---------- STORED RECORDS ----------

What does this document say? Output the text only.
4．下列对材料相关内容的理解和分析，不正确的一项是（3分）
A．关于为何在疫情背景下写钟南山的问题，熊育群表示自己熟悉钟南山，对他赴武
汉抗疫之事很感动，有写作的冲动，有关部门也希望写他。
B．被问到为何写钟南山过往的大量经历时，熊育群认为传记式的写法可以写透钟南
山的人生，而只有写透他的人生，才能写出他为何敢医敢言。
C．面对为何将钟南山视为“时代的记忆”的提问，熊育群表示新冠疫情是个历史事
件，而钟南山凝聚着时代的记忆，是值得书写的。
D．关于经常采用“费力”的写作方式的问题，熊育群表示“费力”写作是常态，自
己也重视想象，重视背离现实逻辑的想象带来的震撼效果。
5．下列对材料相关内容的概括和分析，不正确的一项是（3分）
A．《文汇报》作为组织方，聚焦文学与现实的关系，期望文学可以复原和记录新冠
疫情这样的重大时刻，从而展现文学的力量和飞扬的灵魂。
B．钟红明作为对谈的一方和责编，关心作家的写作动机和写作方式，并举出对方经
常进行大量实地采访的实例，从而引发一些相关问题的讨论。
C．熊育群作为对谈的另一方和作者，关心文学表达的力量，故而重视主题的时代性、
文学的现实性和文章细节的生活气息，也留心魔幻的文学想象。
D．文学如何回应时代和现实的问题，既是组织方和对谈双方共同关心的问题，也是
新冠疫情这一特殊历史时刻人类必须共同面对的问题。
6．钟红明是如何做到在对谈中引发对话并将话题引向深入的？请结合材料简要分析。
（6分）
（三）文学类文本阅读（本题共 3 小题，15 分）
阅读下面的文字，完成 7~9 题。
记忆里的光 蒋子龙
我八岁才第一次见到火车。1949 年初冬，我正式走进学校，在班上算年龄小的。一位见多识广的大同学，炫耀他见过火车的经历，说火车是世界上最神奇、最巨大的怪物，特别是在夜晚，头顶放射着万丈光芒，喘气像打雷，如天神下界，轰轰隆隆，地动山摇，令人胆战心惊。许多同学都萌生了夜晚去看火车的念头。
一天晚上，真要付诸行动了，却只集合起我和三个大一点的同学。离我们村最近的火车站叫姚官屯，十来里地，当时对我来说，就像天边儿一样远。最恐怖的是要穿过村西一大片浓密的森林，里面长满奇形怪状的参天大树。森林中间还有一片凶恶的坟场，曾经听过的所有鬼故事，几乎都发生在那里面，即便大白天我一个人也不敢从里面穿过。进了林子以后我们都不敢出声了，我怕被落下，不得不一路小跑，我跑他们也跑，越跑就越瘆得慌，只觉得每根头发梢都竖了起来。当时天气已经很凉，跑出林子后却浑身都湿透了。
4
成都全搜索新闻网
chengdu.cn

----------

● **GOAL**:
Using the records above, select and copy every line that has the word "不正确的一项是".

● **EXERCISE ANSWER**:
4．下列对材料相关内容的理解和分析，不正确的一项是（3分）
5．下列对材料相关内容的概括和分析，不正确的一项是（3分）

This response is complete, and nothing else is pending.